Document text:

*** Begin section ***

Dan George, M.D., is a medical oncologist and director of Duke Cancer Institute Genitourinary Oncology. He and his colleagues at Duke are continually working to offer better treatment options to men with prostate cancer.
What is the outlook for men with prostate cancer?
Today we are able to help men continue to live with prostate cancer for years beyond what we’ve historically been able to do. Even for patients with metastatic disease, we can offer a sequence of therapies that in many cases can stop the cancer from progressing and can maintain quality of life for years.
What are the therapies that can help men with metastatic disease?
Prostate cancer is different from many other cancers in its dependency on testosterone. Traditionally, therapies that suppress testosterone production by the testicles have been a mainstay of treatment for advanced disease. But recently it has been shown that prostate cancer can progress despite low testicular testosterone because the tumor is either able to make its own testosterone or turn on the testosterone receptor in the tumor.

*** End section ***

What the exercise asks: Continue the interview on prostate cancer treatment, starting after its last sentence. The entries that come next are separate material and are not part of the interview on prostate cancer treatment.

Entries provided:

*** Begin section ***

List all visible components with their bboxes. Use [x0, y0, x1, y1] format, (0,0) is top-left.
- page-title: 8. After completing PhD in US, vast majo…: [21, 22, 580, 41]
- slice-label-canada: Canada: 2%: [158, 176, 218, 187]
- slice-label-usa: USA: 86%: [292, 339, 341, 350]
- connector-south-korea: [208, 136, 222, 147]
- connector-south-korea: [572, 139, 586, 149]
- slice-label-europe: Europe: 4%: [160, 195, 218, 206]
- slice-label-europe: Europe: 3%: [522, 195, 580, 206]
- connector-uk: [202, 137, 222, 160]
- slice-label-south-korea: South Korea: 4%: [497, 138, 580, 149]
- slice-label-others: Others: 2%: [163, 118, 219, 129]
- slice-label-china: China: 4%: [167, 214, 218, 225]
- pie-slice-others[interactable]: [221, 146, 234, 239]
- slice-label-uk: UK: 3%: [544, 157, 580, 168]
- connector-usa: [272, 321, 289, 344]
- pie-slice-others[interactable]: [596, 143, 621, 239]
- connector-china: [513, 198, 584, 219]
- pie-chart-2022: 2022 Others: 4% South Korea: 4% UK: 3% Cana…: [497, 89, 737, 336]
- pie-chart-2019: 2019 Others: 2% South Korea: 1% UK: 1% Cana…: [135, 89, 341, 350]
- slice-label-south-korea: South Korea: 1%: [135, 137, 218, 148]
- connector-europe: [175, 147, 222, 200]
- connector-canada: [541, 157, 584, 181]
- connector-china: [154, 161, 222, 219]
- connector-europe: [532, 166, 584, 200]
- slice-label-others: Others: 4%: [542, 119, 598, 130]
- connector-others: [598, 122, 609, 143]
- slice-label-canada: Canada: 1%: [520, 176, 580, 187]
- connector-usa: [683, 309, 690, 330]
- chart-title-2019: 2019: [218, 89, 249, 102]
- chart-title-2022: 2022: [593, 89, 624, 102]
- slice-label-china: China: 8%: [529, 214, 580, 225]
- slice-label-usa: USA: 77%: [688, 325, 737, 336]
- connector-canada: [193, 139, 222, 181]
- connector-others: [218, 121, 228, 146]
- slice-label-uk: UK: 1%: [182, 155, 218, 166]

*** End section ***

Result of this exercise:
Since 2011, a new generation of therapies have been approved that target testosterone production anywhere in the body, particularly in the tumor itself. These drugs—abiraterone acetate and enzalutamide—have drastically improved the survival of men with metastatic, castration-resistant prostate cancer.
Can men with earlier-stage disease take these therapies?
Currently those two therapies are approved only for men with metastatic disease. However, at Duke, through clinical trials, we are studying these new therapies to understand how well they will work in men with earlier stage disease, how they work in combination with other therapies, and whether some patients will benefit more than others.
What are you doing to understand health disparities in prostate cancer?
We are studying why rates of prostate cancer are higher among African-American men than white men, and why more African-American men die from the disease. We are investigating the genetic differences underlying this disparity, which may help us direct therapy based on genetics.
We are also studying whether race, genetic differences, or both affect response to hormonal therapy.